►

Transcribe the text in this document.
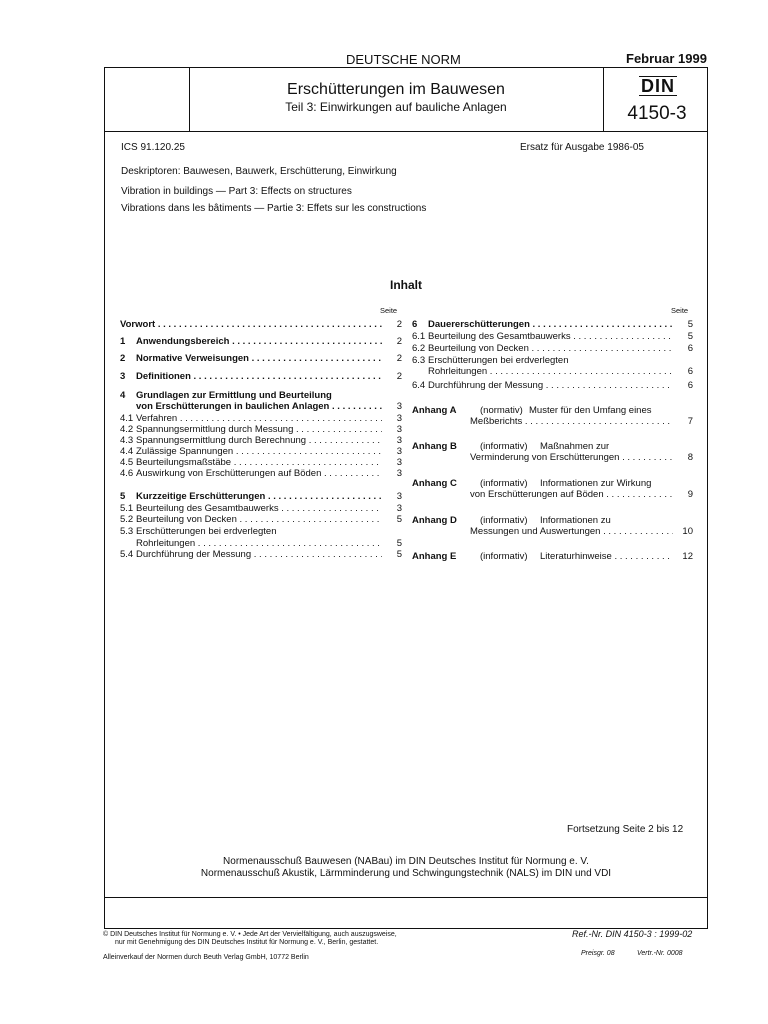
DEUTSCHE NORM	Februar 1999
Erschütterungen im Bauwesen
Teil 3: Einwirkungen auf bauliche Anlagen
DIN
4150-3
ICS 91.120.25	Ersatz für Ausgabe 1986-05
Deskriptoren: Bauwesen, Bauwerk, Erschütterung, Einwirkung
Vibration in buildings — Part 3: Effects on structures
Vibrations dans les bâtiments — Partie 3: Effets sur les constructions
Inhalt
Seite	Seite
Vorwort . . .	2
1 Anwendungsbereich . . .	2
2 Normative Verweisungen . . .	2
3 Definitionen . . .	2
4 Grundlagen zur Ermittlung und Beurteilung
von Erschütterungen in baulichen Anlagen . . .	3
4.1 Verfahren . . .	3
4.2 Spannungsermittlung durch Messung . . .	3
4.3 Spannungsermittlung durch Berechnung . . .	3
4.4 Zulässige Spannungen . . .	3
4.5 Beurteilungsmaßstäbe . . .	3
4.6 Auswirkung von Erschütterungen auf Böden . . .	3
5 Kurzzeitige Erschütterungen . . .	3
5.1 Beurteilung des Gesamtbauwerks . . .	3
5.2 Beurteilung von Decken . . .	5
5.3 Erschütterungen bei erdverlegten
Rohrleitungen . . .	5
5.4 Durchführung der Messung . . .	5
6 Dauererschütterungen . . .	5
6.1 Beurteilung des Gesamtbauwerks . . .	5
6.2 Beurteilung von Decken . . .	6
6.3 Erschütterungen bei erdverlegten
Rohrleitungen . . .	6
6.4 Durchführung der Messung . . .	6
Anhang A (normativ) Muster für den Umfang eines
Meßberichts . . .	7
Anhang B (informativ) Maßnahmen zur
Verminderung von Erschütterungen . . .	8
Anhang C (informativ) Informationen zur Wirkung
von Erschütterungen auf Böden . . .	9
Anhang D (informativ) Informationen zu
Messungen und Auswertungen . . .	10
Anhang E (informativ) Literaturhinweise . . .	12
Fortsetzung Seite 2 bis 12
Normenausschuß Bauwesen (NABau) im DIN Deutsches Institut für Normung e. V.
Normenausschuß Akustik, Lärmminderung und Schwingungstechnik (NALS) im DIN und VDI
© DIN Deutsches Institut für Normung e. V. • Jede Art der Vervielfältigung, auch auszugsweise,
nur mit Genehmigung des DIN Deutsches Institut für Normung e. V., Berlin, gestattet.
Alleinverkauf der Normen durch Beuth Verlag GmbH, 10772 Berlin
Ref.-Nr. DIN 4150-3 : 1999-02
Preisgr. 08	Vertr.-Nr. 0008
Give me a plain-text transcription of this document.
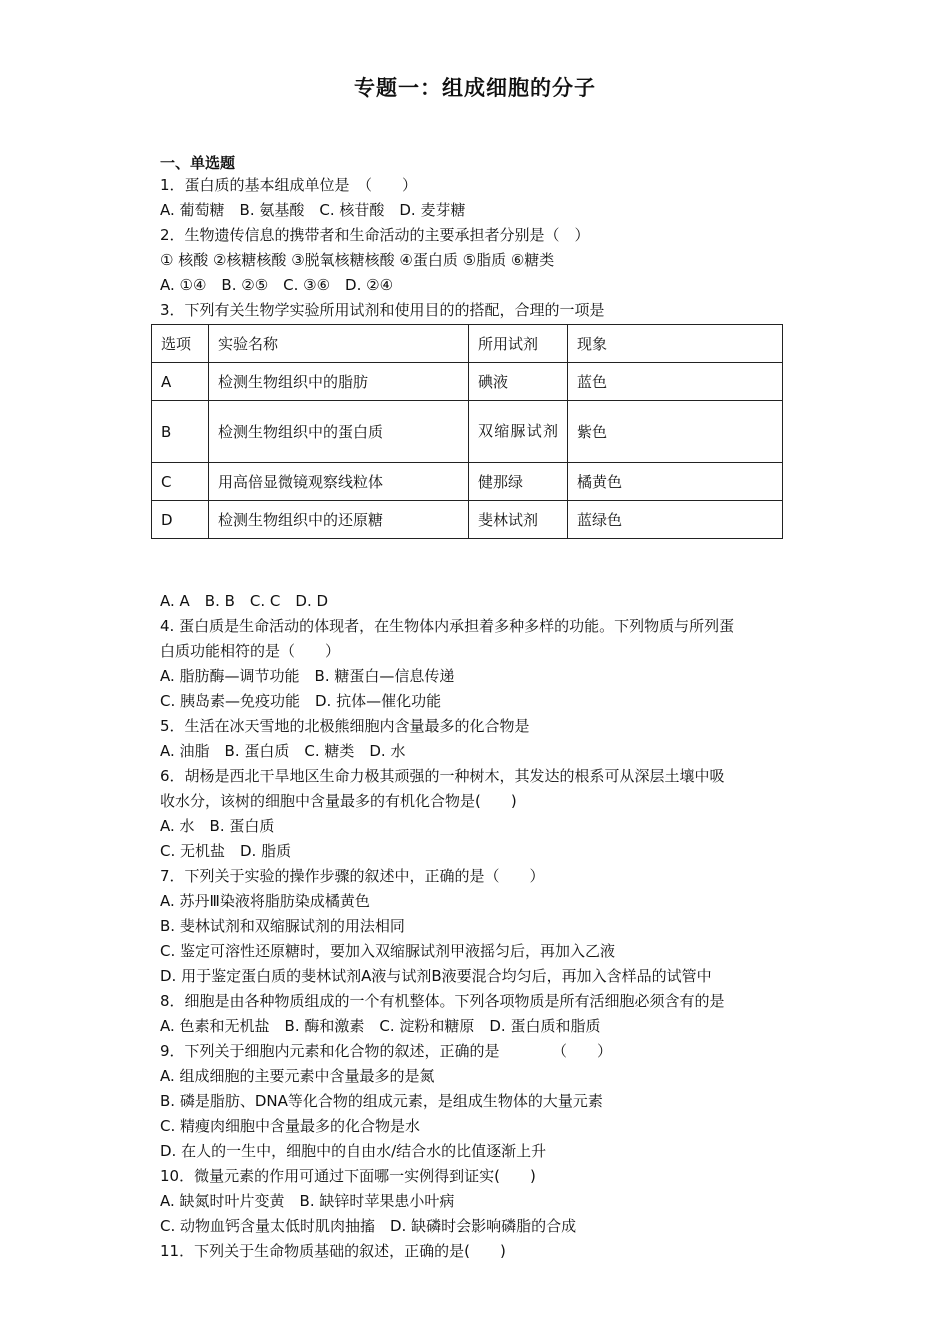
专题一：组成细胞的分子
一、单选题
1．蛋白质的基本组成单位是　（　　）
A. 葡萄糖　B. 氨基酸　C. 核苷酸　D. 麦芽糖
2．生物遗传信息的携带者和生命活动的主要承担者分别是（　）
① 核酸 ②核糖核酸 ③脱氧核糖核酸 ④蛋白质 ⑤脂质 ⑥糖类
A. ①④　B. ②⑤　C. ③⑥　D. ②④
3．下列有关生物学实验所用试剂和使用目的的搭配，合理的一项是
选项	实验名称	所用试剂	现象
A	检测生物组织中的脂肪	碘液	蓝色
B	检测生物组织中的蛋白质	双缩脲试剂	紫色
C	用高倍显微镜观察线粒体	健那绿	橘黄色
D	检测生物组织中的还原糖	斐林试剂	蓝绿色
A. A　B. B　C. C　D. D
4. 蛋白质是生命活动的体现者，在生物体内承担着多种多样的功能。下列物质与所列蛋
白质功能相符的是（　　）
A. 脂肪酶—调节功能　B. 糖蛋白—信息传递
C. 胰岛素—免疫功能　D. 抗体—催化功能
5．生活在冰天雪地的北极熊细胞内含量最多的化合物是
A. 油脂　B. 蛋白质　C. 糖类　D. 水
6．胡杨是西北干旱地区生命力极其顽强的一种树木，其发达的根系可从深层土壤中吸
收水分，该树的细胞中含量最多的有机化合物是(　　)
A. 水　B. 蛋白质
C. 无机盐　D. 脂质
7．下列关于实验的操作步骤的叙述中，正确的是（　　）
A. 苏丹Ⅲ染液将脂肪染成橘黄色
B. 斐林试剂和双缩脲试剂的用法相同
C. 鉴定可溶性还原糖时，要加入双缩脲试剂甲液摇匀后，再加入乙液
D. 用于鉴定蛋白质的斐林试剂A液与试剂B液要混合均匀后，再加入含样品的试管中
8．细胞是由各种物质组成的一个有机整体。下列各项物质是所有活细胞必须含有的是
A. 色素和无机盐　B. 酶和激素　C. 淀粉和糖原　D. 蛋白质和脂质
9．下列关于细胞内元素和化合物的叙述，正确的是　　　　（　　）
A. 组成细胞的主要元素中含量最多的是氮
B. 磷是脂肪、DNA等化合物的组成元素，是组成生物体的大量元素
C. 精瘦肉细胞中含量最多的化合物是水
D. 在人的一生中，细胞中的自由水/结合水的比值逐渐上升
10．微量元素的作用可通过下面哪一实例得到证实(　　)
A. 缺氮时叶片变黄　B. 缺锌时苹果患小叶病
C. 动物血钙含量太低时肌肉抽搐　D. 缺磷时会影响磷脂的合成
11．下列关于生命物质基础的叙述，正确的是(　　)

◄

= TASK TO CARRY OUT =
Are you able to set down all the lines above exactly, without any pictures?

= COMPLETE RESPONSE =
Transcribe the text in this document.
DEUTSCHE NORM	Februar 1999
Erschütterungen im Bauwesen
Teil 3: Einwirkungen auf bauliche Anlagen
DIN
4150-3
ICS 91.120.25	Ersatz für Ausgabe 1986-05
Deskriptoren: Bauwesen, Bauwerk, Erschütterung, Einwirkung
Vibration in buildings — Part 3: Effects on structures
Vibrations dans les bâtiments — Partie 3: Effets sur les constructions
Inhalt
Seite	Seite
Vorwort . . .	2
1 Anwendungsbereich . . .	2
2 Normative Verweisungen . . .	2
3 Definitionen . . .	2
4 Grundlagen zur Ermittlung und Beurteilung
von Erschütterungen in baulichen Anlagen . . .	3
4.1 Verfahren . . .	3
4.2 Spannungsermittlung durch Messung . . .	3
4.3 Spannungsermittlung durch Berechnung . . .	3
4.4 Zulässige Spannungen . . .	3
4.5 Beurteilungsmaßstäbe . . .	3
4.6 Auswirkung von Erschütterungen auf Böden . . .	3
5 Kurzzeitige Erschütterungen . . .	3
5.1 Beurteilung des Gesamtbauwerks . . .	3
5.2 Beurteilung von Decken . . .	5
5.3 Erschütterungen bei erdverlegten
Rohrleitungen . . .	5
5.4 Durchführung der Messung . . .	5
6 Dauererschütterungen . . .	5
6.1 Beurteilung des Gesamtbauwerks . . .	5
6.2 Beurteilung von Decken . . .	6
6.3 Erschütterungen bei erdverlegten
Rohrleitungen . . .	6
6.4 Durchführung der Messung . . .	6
Anhang A (normativ) Muster für den Umfang eines
Meßberichts . . .	7
Anhang B (informativ) Maßnahmen zur
Verminderung von Erschütterungen . . .	8
Anhang C (informativ) Informationen zur Wirkung
von Erschütterungen auf Böden . . .	9
Anhang D (informativ) Informationen zu
Messungen und Auswertungen . . .	10
Anhang E (informativ) Literaturhinweise . . .	12
Fortsetzung Seite 2 bis 12
Normenausschuß Bauwesen (NABau) im DIN Deutsches Institut für Normung e. V.
Normenausschuß Akustik, Lärmminderung und Schwingungstechnik (NALS) im DIN und VDI
© DIN Deutsches Institut für Normung e. V. • Jede Art der Vervielfältigung, auch auszugsweise,
nur mit Genehmigung des DIN Deutsches Institut für Normung e. V., Berlin, gestattet.
Alleinverkauf der Normen durch Beuth Verlag GmbH, 10772 Berlin
Ref.-Nr. DIN 4150-3 : 1999-02
Preisgr. 08	Vertr.-Nr. 0008
Give me a plain-text transcription of this document.
专题一：组成细胞的分子
一、单选题
1．蛋白质的基本组成单位是　（　　）
A. 葡萄糖　B. 氨基酸　C. 核苷酸　D. 麦芽糖
2．生物遗传信息的携带者和生命活动的主要承担者分别是（　）
① 核酸 ②核糖核酸 ③脱氧核糖核酸 ④蛋白质 ⑤脂质 ⑥糖类
A. ①④　B. ②⑤　C. ③⑥　D. ②④
3．下列有关生物学实验所用试剂和使用目的的搭配，合理的一项是
选项	实验名称	所用试剂	现象
A	检测生物组织中的脂肪	碘液	蓝色
B	检测生物组织中的蛋白质	双缩脲试剂	紫色
C	用高倍显微镜观察线粒体	健那绿	橘黄色
D	检测生物组织中的还原糖	斐林试剂	蓝绿色
A. A　B. B　C. C　D. D
4. 蛋白质是生命活动的体现者，在生物体内承担着多种多样的功能。下列物质与所列蛋
白质功能相符的是（　　）
A. 脂肪酶—调节功能　B. 糖蛋白—信息传递
C. 胰岛素—免疫功能　D. 抗体—催化功能
5．生活在冰天雪地的北极熊细胞内含量最多的化合物是
A. 油脂　B. 蛋白质　C. 糖类　D. 水
6．胡杨是西北干旱地区生命力极其顽强的一种树木，其发达的根系可从深层土壤中吸
收水分，该树的细胞中含量最多的有机化合物是(　　)
A. 水　B. 蛋白质
C. 无机盐　D. 脂质
7．下列关于实验的操作步骤的叙述中，正确的是（　　）
A. 苏丹Ⅲ染液将脂肪染成橘黄色
B. 斐林试剂和双缩脲试剂的用法相同
C. 鉴定可溶性还原糖时，要加入双缩脲试剂甲液摇匀后，再加入乙液
D. 用于鉴定蛋白质的斐林试剂A液与试剂B液要混合均匀后，再加入含样品的试管中
8．细胞是由各种物质组成的一个有机整体。下列各项物质是所有活细胞必须含有的是
A. 色素和无机盐　B. 酶和激素　C. 淀粉和糖原　D. 蛋白质和脂质
9．下列关于细胞内元素和化合物的叙述，正确的是　　　　（　　）
A. 组成细胞的主要元素中含量最多的是氮
B. 磷是脂肪、DNA等化合物的组成元素，是组成生物体的大量元素
C. 精瘦肉细胞中含量最多的化合物是水
D. 在人的一生中，细胞中的自由水/结合水的比值逐渐上升
10．微量元素的作用可通过下面哪一实例得到证实(　　)
A. 缺氮时叶片变黄　B. 缺锌时苹果患小叶病
C. 动物血钙含量太低时肌肉抽搐　D. 缺磷时会影响磷脂的合成
11．下列关于生命物质基础的叙述，正确的是(　　)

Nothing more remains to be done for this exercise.